[WORK TO COMPLETE]:
Keep the wording of each record exactly the same when you repeat it, and leave out pictures.
#### SUPPLIED MATERIAL ####
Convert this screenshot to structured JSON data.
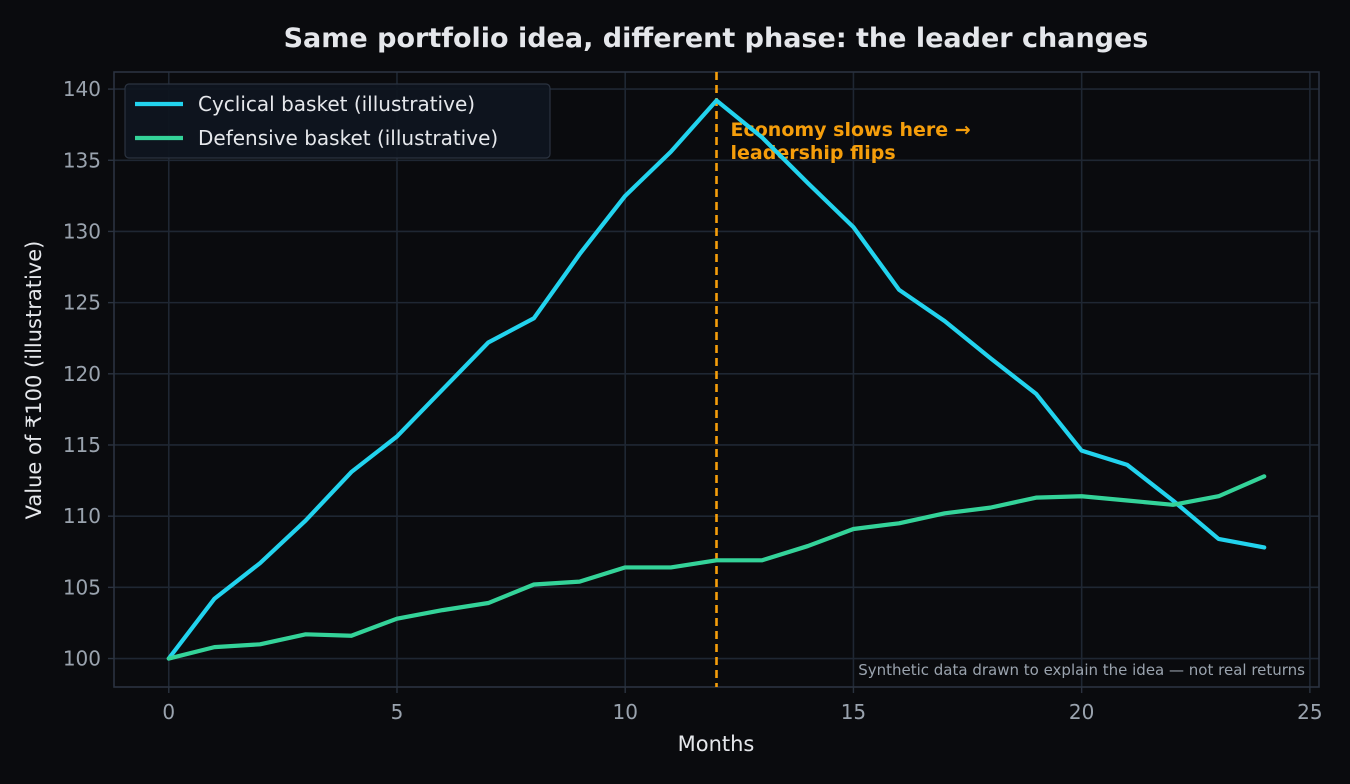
{
  "chart_data": {
    "type": "line",
    "title": "Same portfolio idea, different phase: the leader changes",
    "xlabel": "Months",
    "ylabel": "Value of ₹100 (illustrative)",
    "xlim": [
      -1.2,
      25.2
    ],
    "ylim": [
      98,
      141.2
    ],
    "x_ticks": [
      0,
      5,
      10,
      15,
      20,
      25
    ],
    "y_ticks": [
      100,
      105,
      110,
      115,
      120,
      125,
      130,
      135,
      140
    ],
    "grid": true,
    "legend_position": "top-left",
    "x": [
      0,
      1,
      2,
      3,
      4,
      5,
      6,
      7,
      8,
      9,
      10,
      11,
      12,
      13,
      14,
      15,
      16,
      17,
      18,
      19,
      20,
      21,
      22,
      23,
      24
    ],
    "series": [
      {
        "name": "Cyclical basket (illustrative)",
        "color": "#22d3ee",
        "values": [
          100,
          104.2,
          106.7,
          109.7,
          113.1,
          115.6,
          118.9,
          122.2,
          123.9,
          128.4,
          132.5,
          135.6,
          139.2,
          136.6,
          133.4,
          130.3,
          125.9,
          123.7,
          121.1,
          118.6,
          114.6,
          113.6,
          111.1,
          108.4,
          107.8
        ]
      },
      {
        "name": "Defensive basket (illustrative)",
        "color": "#34d399",
        "values": [
          100,
          100.8,
          101.0,
          101.7,
          101.6,
          102.8,
          103.4,
          103.9,
          105.2,
          105.4,
          106.4,
          106.4,
          106.9,
          106.9,
          107.9,
          109.1,
          109.5,
          110.2,
          110.6,
          111.3,
          111.4,
          111.1,
          110.8,
          111.4,
          112.8
        ]
      }
    ],
    "annotations": [
      {
        "kind": "vline",
        "x": 12,
        "color": "#f59e0b",
        "lines": [
          "Economy slows here →",
          "leadership flips"
        ]
      }
    ],
    "footnote": "Synthetic data drawn to explain the idea — not real returns"
  },
  "colors": {
    "background": "#0a0b0e",
    "plot_border": "#2b3340",
    "grid": "#1f2733",
    "tick_text": "#9aa3ae",
    "label_text": "#e5e7eb",
    "legend_bg": "#0f1520",
    "annotation": "#f59e0b",
    "footnote": "#9aa3ae"
  }
}
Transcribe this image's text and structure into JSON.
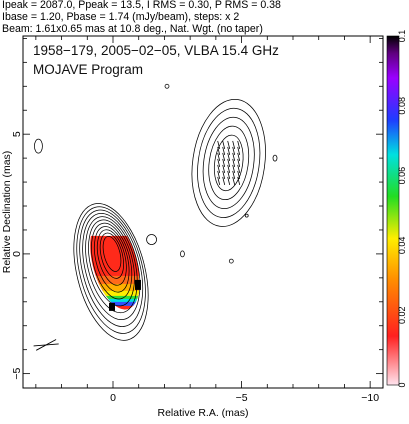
####
[FULL SOLUTION]:
Convert this screenshot to structured JSON data.
{
  "chart_data": {
    "type": "line",
    "title": "Same portfolio idea, different phase: the leader changes",
    "xlabel": "Months",
    "ylabel": "Value of ₹100 (illustrative)",
    "xlim": [
      -1.2,
      25.2
    ],
    "ylim": [
      98,
      141.2
    ],
    "x_ticks": [
      0,
      5,
      10,
      15,
      20,
      25
    ],
    "y_ticks": [
      100,
      105,
      110,
      115,
      120,
      125,
      130,
      135,
      140
    ],
    "grid": true,
    "legend_position": "top-left",
    "x": [
      0,
      1,
      2,
      3,
      4,
      5,
      6,
      7,
      8,
      9,
      10,
      11,
      12,
      13,
      14,
      15,
      16,
      17,
      18,
      19,
      20,
      21,
      22,
      23,
      24
    ],
    "series": [
      {
        "name": "Cyclical basket (illustrative)",
        "color": "#22d3ee",
        "values": [
          100,
          104.2,
          106.7,
          109.7,
          113.1,
          115.6,
          118.9,
          122.2,
          123.9,
          128.4,
          132.5,
          135.6,
          139.2,
          136.6,
          133.4,
          130.3,
          125.9,
          123.7,
          121.1,
          118.6,
          114.6,
          113.6,
          111.1,
          108.4,
          107.8
        ]
      },
      {
        "name": "Defensive basket (illustrative)",
        "color": "#34d399",
        "values": [
          100,
          100.8,
          101.0,
          101.7,
          101.6,
          102.8,
          103.4,
          103.9,
          105.2,
          105.4,
          106.4,
          106.4,
          106.9,
          106.9,
          107.9,
          109.1,
          109.5,
          110.2,
          110.6,
          111.3,
          111.4,
          111.1,
          110.8,
          111.4,
          112.8
        ]
      }
    ],
    "annotations": [
      {
        "kind": "vline",
        "x": 12,
        "color": "#f59e0b",
        "lines": [
          "Economy slows here →",
          "leadership flips"
        ]
      }
    ],
    "footnote": "Synthetic data drawn to explain the idea — not real returns"
  },
  "colors": {
    "background": "#0a0b0e",
    "plot_border": "#2b3340",
    "grid": "#1f2733",
    "tick_text": "#9aa3ae",
    "label_text": "#e5e7eb",
    "legend_bg": "#0f1520",
    "annotation": "#f59e0b",
    "footnote": "#9aa3ae"
  }
}
Transcribe this image's text and structure into JSON.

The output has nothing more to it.